→ Data listing:
──────

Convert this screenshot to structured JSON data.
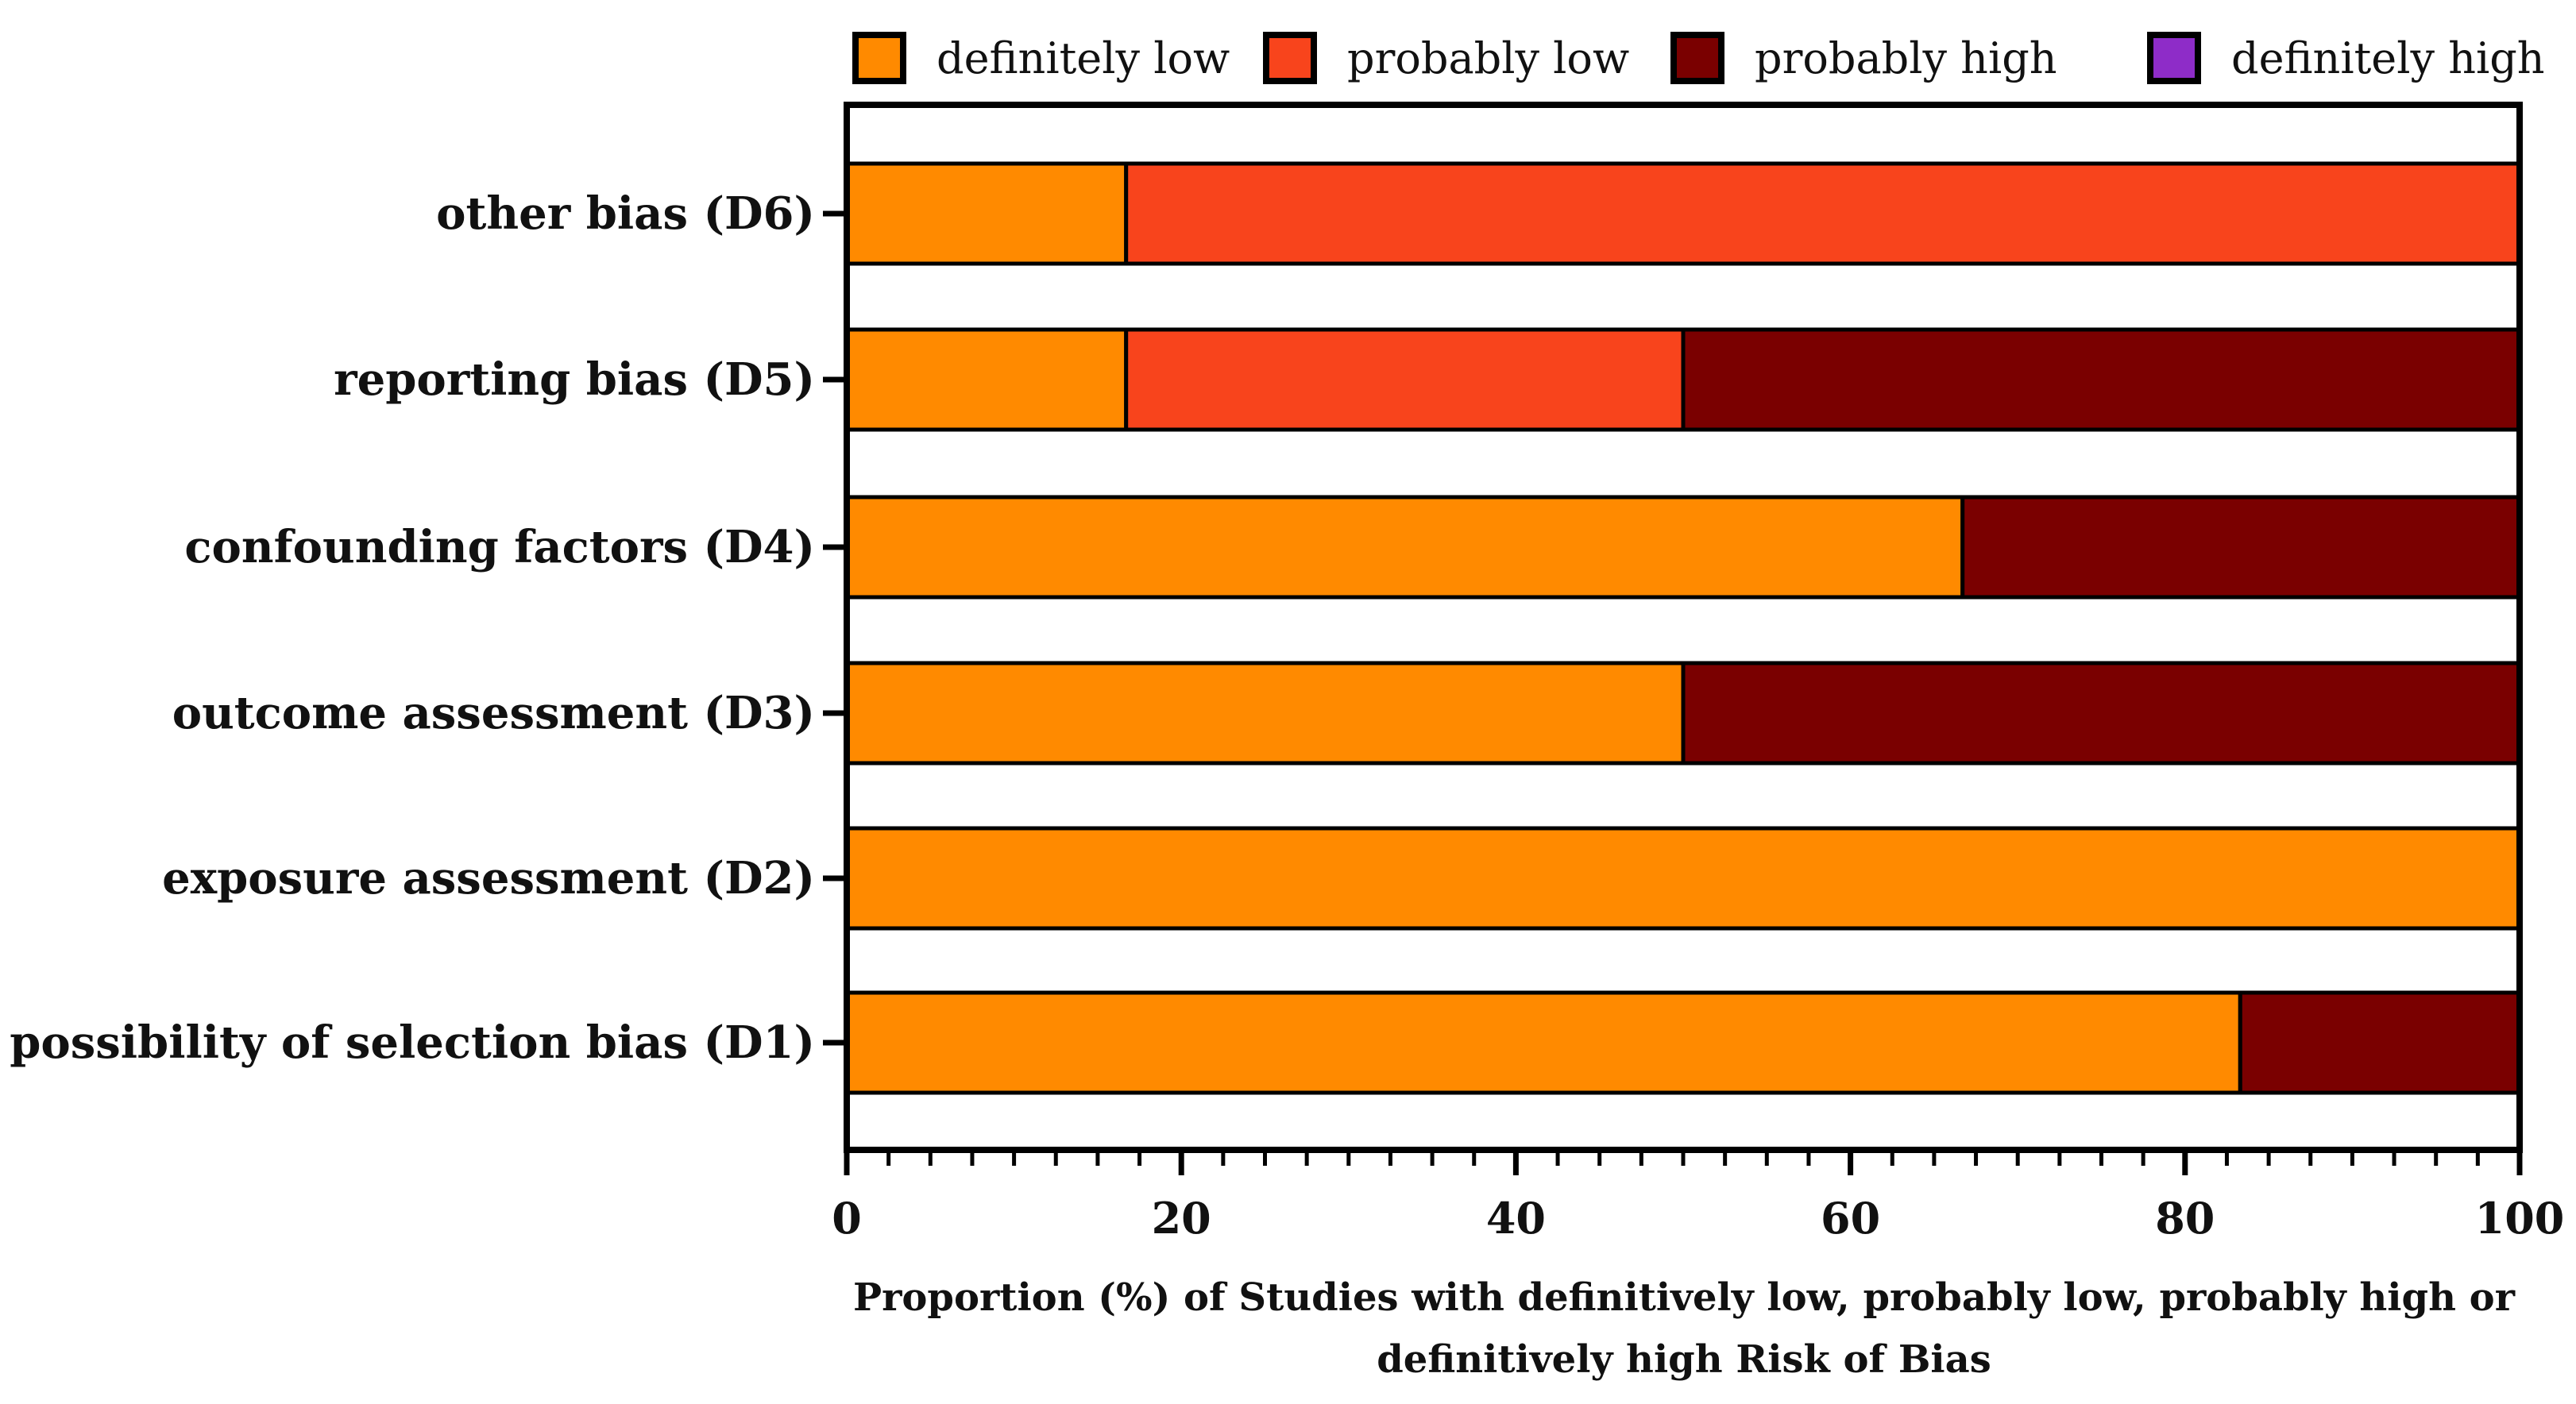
{
  "chart_data": {
    "type": "bar",
    "orientation": "horizontal",
    "stacked": true,
    "categories": [
      "other bias (D6)",
      "reporting bias (D5)",
      "confounding factors (D4)",
      "outcome assessment (D3)",
      "exposure assessment (D2)",
      "possibility of selection bias (D1)"
    ],
    "series": [
      {
        "name": "definitely low",
        "color": "#FF8A00",
        "values": [
          16.7,
          16.7,
          66.7,
          50,
          100,
          83.3
        ]
      },
      {
        "name": "probably low",
        "color": "#F8441C",
        "values": [
          83.3,
          33.3,
          0,
          0,
          0,
          0
        ]
      },
      {
        "name": "probably high",
        "color": "#7A0000",
        "values": [
          0,
          50,
          33.3,
          50,
          0,
          16.7
        ]
      },
      {
        "name": "definitely high",
        "color": "#8E2CC8",
        "values": [
          0,
          0,
          0,
          0,
          0,
          0
        ]
      }
    ],
    "xlim": [
      0,
      100
    ],
    "xticks": [
      "0",
      "20",
      "40",
      "60",
      "80",
      "100"
    ],
    "xlabel_lines": [
      "Proportion (%) of Studies with definitively low, probably low, probably high or",
      "definitively high Risk of Bias"
    ],
    "ylabel": "",
    "legend_position": "top",
    "grid": false
  }
}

──────

→ Task: Word for word, quote the full listing, omitting every picture.

→ Right answer:
Convert this screenshot to structured JSON data.
{
  "chart_data": {
    "type": "bar",
    "orientation": "horizontal",
    "stacked": true,
    "categories": [
      "other bias (D6)",
      "reporting bias (D5)",
      "confounding factors (D4)",
      "outcome assessment (D3)",
      "exposure assessment (D2)",
      "possibility of selection bias (D1)"
    ],
    "series": [
      {
        "name": "definitely low",
        "color": "#FF8A00",
        "values": [
          16.7,
          16.7,
          66.7,
          50,
          100,
          83.3
        ]
      },
      {
        "name": "probably low",
        "color": "#F8441C",
        "values": [
          83.3,
          33.3,
          0,
          0,
          0,
          0
        ]
      },
      {
        "name": "probably high",
        "color": "#7A0000",
        "values": [
          0,
          50,
          33.3,
          50,
          0,
          16.7
        ]
      },
      {
        "name": "definitely high",
        "color": "#8E2CC8",
        "values": [
          0,
          0,
          0,
          0,
          0,
          0
        ]
      }
    ],
    "xlim": [
      0,
      100
    ],
    "xticks": [
      "0",
      "20",
      "40",
      "60",
      "80",
      "100"
    ],
    "xlabel_lines": [
      "Proportion (%) of Studies with definitively low, probably low, probably high or",
      "definitively high Risk of Bias"
    ],
    "ylabel": "",
    "legend_position": "top",
    "grid": false
  }
}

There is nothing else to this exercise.